• [Task statement]:
Go through the entries below and write each one out exactly.

(Dataset entries)
====================

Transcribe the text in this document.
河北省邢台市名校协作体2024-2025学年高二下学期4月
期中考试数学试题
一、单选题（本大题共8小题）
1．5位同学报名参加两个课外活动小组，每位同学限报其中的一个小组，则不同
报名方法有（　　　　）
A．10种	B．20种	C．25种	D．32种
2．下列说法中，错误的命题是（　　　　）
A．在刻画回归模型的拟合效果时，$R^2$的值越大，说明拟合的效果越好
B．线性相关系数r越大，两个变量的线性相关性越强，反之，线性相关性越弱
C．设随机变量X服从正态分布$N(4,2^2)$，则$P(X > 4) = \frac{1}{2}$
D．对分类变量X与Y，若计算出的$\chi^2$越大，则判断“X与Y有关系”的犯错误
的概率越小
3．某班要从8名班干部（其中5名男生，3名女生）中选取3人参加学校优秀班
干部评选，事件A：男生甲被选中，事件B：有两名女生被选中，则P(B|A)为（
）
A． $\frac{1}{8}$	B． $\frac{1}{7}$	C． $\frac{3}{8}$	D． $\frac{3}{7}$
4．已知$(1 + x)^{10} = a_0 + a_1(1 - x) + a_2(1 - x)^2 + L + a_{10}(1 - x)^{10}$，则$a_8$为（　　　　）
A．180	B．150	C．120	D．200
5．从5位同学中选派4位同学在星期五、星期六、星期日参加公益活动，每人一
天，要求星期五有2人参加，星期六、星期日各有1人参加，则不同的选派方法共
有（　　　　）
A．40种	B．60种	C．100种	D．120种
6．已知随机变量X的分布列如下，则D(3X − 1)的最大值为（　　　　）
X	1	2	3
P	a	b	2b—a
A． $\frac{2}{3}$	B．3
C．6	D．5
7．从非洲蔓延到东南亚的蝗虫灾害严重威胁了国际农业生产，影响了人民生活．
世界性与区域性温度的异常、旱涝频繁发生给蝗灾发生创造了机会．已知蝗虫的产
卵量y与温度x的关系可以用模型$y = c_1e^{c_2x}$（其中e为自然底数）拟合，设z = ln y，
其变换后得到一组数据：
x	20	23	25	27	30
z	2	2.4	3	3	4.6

====================

• [Problem solution]:
Transcribe the text in this document.
河北省邢台市名校协作体2024-2025学年高二下学期4月
期中考试数学试题
一、单选题（本大题共8小题）
1．5位同学报名参加两个课外活动小组，每位同学限报其中的一个小组，则不同
报名方法有（　　　　）
A．10种	B．20种	C．25种	D．32种
2．下列说法中，错误的命题是（　　　　）
A．在刻画回归模型的拟合效果时，$R^2$的值越大，说明拟合的效果越好
B．线性相关系数r越大，两个变量的线性相关性越强，反之，线性相关性越弱
C．设随机变量X服从正态分布$N(4,2^2)$，则$P(X > 4) = \frac{1}{2}$
D．对分类变量X与Y，若计算出的$\chi^2$越大，则判断“X与Y有关系”的犯错误
的概率越小
3．某班要从8名班干部（其中5名男生，3名女生）中选取3人参加学校优秀班
干部评选，事件A：男生甲被选中，事件B：有两名女生被选中，则P(B|A)为（
）
A． $\frac{1}{8}$	B． $\frac{1}{7}$	C． $\frac{3}{8}$	D． $\frac{3}{7}$
4．已知$(1 + x)^{10} = a_0 + a_1(1 - x) + a_2(1 - x)^2 + L + a_{10}(1 - x)^{10}$，则$a_8$为（　　　　）
A．180	B．150	C．120	D．200
5．从5位同学中选派4位同学在星期五、星期六、星期日参加公益活动，每人一
天，要求星期五有2人参加，星期六、星期日各有1人参加，则不同的选派方法共
有（　　　　）
A．40种	B．60种	C．100种	D．120种
6．已知随机变量X的分布列如下，则D(3X − 1)的最大值为（　　　　）
X	1	2	3
P	a	b	2b—a
A． $\frac{2}{3}$	B．3
C．6	D．5
7．从非洲蔓延到东南亚的蝗虫灾害严重威胁了国际农业生产，影响了人民生活．
世界性与区域性温度的异常、旱涝频繁发生给蝗灾发生创造了机会．已知蝗虫的产
卵量y与温度x的关系可以用模型$y = c_1e^{c_2x}$（其中e为自然底数）拟合，设z = ln y，
其变换后得到一组数据：
x	20	23	25	27	30
z	2	2.4	3	3	4.6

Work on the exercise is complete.